QUOTED TEXT:

Let us consider what we are all agreed on. I am not going to rehearse the arguments in detail. We are all agreed that jihadist terrorism is a real and present danger and that it is an increasing danger, indicated by a threat level of severe. We are all agreed that we have a degrading technological ability to monitor and intercept communications data, vital to the disruption of terrorist attacks. There is a gap, as the noble Lord, Lord King, has said.

What do I mean by preposterous? The provisions of this amendment, previously the stalled communications data Bill, go back in principle to the concerns of a Labour-controlled Home Office in 2007-08 about the degradation of our technological capability. So this had a Labour birth. The provisions were then adopted by a Conservative-led but not entirely controlled Home Office. In either 2010 or 2011, I was personally briefed in the most positive of terms about the communications data Bill by one of the Conservative noble Lords, who carried the Home Office ministerial brief in your Lordships’ House. I will not name him because he is not in his place. So it had a Labour birth and was a Conservative-supported Bill before the Paris attacks. Then, as we have heard, the current Conservative Home Secretary lamented the lack of progress on the Bill in a Statement to the House of Commons. And then in your Lordships’ House we discovered, in Committee, the existence of the Bill in the Home Office.

Raw entries:
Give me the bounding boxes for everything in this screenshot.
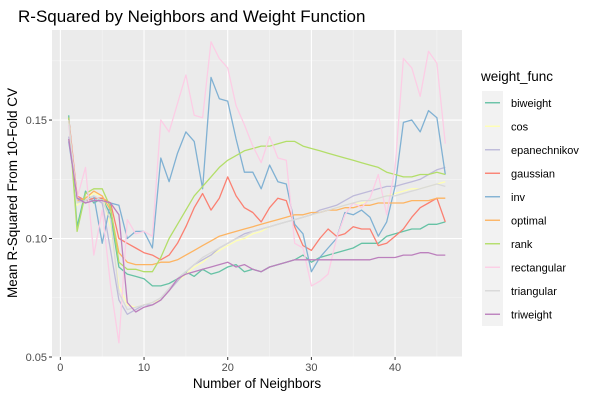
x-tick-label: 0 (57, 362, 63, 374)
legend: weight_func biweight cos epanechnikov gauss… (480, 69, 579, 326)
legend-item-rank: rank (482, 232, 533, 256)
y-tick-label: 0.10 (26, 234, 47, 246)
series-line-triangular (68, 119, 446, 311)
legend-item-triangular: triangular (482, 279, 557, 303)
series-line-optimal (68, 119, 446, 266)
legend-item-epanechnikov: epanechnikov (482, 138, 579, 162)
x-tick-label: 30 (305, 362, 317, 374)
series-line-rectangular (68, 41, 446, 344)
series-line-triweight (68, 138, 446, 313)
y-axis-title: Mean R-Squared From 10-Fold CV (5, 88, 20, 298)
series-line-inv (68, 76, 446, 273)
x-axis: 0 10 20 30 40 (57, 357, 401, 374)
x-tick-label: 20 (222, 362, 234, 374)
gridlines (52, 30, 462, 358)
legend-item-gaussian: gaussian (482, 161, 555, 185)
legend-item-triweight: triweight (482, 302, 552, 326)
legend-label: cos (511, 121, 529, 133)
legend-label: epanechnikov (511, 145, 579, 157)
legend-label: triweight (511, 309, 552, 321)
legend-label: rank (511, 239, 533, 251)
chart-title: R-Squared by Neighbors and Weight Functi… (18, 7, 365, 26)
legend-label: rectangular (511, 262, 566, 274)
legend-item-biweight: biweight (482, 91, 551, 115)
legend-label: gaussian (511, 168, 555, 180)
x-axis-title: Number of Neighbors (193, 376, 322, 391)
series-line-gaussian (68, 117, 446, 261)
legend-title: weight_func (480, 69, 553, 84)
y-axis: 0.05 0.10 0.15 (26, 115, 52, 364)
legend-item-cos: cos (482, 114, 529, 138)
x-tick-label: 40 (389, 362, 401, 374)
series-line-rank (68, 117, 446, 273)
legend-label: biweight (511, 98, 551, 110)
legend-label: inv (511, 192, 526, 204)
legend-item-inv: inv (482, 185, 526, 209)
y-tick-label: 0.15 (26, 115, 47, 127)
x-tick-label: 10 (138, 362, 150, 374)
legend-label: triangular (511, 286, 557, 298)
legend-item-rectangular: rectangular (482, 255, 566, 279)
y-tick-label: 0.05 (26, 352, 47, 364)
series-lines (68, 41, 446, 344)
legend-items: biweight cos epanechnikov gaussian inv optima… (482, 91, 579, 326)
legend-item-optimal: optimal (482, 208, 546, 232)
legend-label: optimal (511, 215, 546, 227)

INSTRUCTIONS FOR THE TASK:
Answer these questions about the speech on communications data:
1. What threat level is cited as indicating the danger of jihadist terrorism?
2. What kind of Home Office had the concerns in 2007-08 to which the amendment's provisions go back?
3. In what year was the speaker personally briefed about the communications data Bill?
The entries can be left aside.

WORKED ANSWER:
1. Severe.
2. A Labour-controlled Home Office.
3. In either 2010 or 2011.